>> BEGIN Dataset

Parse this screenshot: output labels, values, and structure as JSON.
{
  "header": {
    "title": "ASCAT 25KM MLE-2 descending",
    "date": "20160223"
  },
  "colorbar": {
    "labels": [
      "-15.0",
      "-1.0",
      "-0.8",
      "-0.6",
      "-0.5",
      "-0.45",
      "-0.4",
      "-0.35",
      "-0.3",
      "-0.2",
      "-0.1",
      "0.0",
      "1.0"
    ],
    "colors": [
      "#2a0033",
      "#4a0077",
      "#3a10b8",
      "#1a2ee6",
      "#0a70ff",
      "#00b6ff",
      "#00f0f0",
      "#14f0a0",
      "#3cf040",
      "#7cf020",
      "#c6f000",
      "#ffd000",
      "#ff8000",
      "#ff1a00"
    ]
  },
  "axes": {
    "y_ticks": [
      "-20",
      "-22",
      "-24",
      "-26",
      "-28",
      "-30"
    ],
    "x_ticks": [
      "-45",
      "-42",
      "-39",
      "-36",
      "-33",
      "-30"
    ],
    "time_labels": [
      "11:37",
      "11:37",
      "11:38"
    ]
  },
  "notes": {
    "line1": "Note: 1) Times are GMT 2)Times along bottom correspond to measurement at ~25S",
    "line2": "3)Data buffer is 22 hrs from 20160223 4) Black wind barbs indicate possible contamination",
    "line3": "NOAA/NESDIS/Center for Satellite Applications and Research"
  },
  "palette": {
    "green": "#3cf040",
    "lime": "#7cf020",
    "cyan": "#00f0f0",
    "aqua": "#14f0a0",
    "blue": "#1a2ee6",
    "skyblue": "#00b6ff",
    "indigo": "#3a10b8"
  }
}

>> END Dataset

**Instructions for the task:** Transcribe all of the entries without altering anything.

**Solution for this task:**
Parse this screenshot: output labels, values, and structure as JSON.
{
  "header": {
    "title": "ASCAT 25KM MLE-2 descending",
    "date": "20160223"
  },
  "colorbar": {
    "labels": [
      "-15.0",
      "-1.0",
      "-0.8",
      "-0.6",
      "-0.5",
      "-0.45",
      "-0.4",
      "-0.35",
      "-0.3",
      "-0.2",
      "-0.1",
      "0.0",
      "1.0"
    ],
    "colors": [
      "#2a0033",
      "#4a0077",
      "#3a10b8",
      "#1a2ee6",
      "#0a70ff",
      "#00b6ff",
      "#00f0f0",
      "#14f0a0",
      "#3cf040",
      "#7cf020",
      "#c6f000",
      "#ffd000",
      "#ff8000",
      "#ff1a00"
    ]
  },
  "axes": {
    "y_ticks": [
      "-20",
      "-22",
      "-24",
      "-26",
      "-28",
      "-30"
    ],
    "x_ticks": [
      "-45",
      "-42",
      "-39",
      "-36",
      "-33",
      "-30"
    ],
    "time_labels": [
      "11:37",
      "11:37",
      "11:38"
    ]
  },
  "notes": {
    "line1": "Note: 1) Times are GMT 2)Times along bottom correspond to measurement at ~25S",
    "line2": "3)Data buffer is 22 hrs from 20160223 4) Black wind barbs indicate possible contamination",
    "line3": "NOAA/NESDIS/Center for Satellite Applications and Research"
  },
  "palette": {
    "green": "#3cf040",
    "lime": "#7cf020",
    "cyan": "#00f0f0",
    "aqua": "#14f0a0",
    "blue": "#1a2ee6",
    "skyblue": "#00b6ff",
    "indigo": "#3a10b8"
  }
}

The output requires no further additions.